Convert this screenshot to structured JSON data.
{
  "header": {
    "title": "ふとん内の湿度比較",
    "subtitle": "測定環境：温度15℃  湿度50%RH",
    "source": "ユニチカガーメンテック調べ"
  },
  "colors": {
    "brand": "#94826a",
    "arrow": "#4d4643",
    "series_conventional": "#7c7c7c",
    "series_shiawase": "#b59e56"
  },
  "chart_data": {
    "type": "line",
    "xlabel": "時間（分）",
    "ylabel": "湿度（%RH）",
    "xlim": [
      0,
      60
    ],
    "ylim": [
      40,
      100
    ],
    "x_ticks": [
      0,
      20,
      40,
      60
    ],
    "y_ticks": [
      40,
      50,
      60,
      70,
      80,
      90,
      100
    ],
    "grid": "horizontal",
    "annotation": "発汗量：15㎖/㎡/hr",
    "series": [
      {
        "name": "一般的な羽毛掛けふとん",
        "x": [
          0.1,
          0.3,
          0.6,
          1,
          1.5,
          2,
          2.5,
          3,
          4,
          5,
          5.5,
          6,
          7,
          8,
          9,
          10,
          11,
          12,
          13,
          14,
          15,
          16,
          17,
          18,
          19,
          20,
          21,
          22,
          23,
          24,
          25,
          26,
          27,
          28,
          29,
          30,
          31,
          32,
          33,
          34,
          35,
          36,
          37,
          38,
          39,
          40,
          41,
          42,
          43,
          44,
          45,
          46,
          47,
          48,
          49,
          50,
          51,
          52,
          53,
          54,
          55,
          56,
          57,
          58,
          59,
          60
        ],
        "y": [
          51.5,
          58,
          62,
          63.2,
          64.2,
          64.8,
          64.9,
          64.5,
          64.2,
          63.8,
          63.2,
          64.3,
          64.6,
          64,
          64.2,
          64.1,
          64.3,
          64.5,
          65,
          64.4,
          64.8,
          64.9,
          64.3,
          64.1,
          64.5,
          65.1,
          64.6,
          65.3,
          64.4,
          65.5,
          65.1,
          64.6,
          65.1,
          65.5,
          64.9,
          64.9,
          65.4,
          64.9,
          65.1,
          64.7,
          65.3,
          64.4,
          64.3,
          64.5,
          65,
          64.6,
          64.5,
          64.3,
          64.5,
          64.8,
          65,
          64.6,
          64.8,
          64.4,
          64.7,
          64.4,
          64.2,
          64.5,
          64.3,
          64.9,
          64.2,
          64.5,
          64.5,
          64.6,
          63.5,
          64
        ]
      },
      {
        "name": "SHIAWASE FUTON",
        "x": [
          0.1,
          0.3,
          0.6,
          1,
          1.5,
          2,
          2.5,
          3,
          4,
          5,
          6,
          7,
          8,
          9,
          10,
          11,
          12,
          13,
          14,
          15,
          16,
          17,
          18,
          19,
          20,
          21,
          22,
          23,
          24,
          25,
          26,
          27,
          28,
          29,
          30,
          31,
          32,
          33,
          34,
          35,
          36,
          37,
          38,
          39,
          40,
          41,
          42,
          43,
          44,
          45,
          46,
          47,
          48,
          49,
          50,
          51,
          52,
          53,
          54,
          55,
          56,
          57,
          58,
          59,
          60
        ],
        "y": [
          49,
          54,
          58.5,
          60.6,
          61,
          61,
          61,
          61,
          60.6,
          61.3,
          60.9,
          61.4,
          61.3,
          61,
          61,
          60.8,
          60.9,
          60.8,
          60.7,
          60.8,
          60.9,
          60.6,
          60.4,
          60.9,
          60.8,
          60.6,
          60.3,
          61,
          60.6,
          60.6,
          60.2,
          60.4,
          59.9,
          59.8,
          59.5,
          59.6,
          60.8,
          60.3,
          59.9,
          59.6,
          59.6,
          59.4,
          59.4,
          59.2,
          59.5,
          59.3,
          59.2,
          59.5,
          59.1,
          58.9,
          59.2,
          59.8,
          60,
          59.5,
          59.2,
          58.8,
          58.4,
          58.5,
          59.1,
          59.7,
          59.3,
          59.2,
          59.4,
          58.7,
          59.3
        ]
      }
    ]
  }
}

- [Exercise brief] Extract every line above containing the word "name".

- [Complete response]
        "name": "一般的な羽毛掛けふとん",
        "name": "SHIAWASE FUTON",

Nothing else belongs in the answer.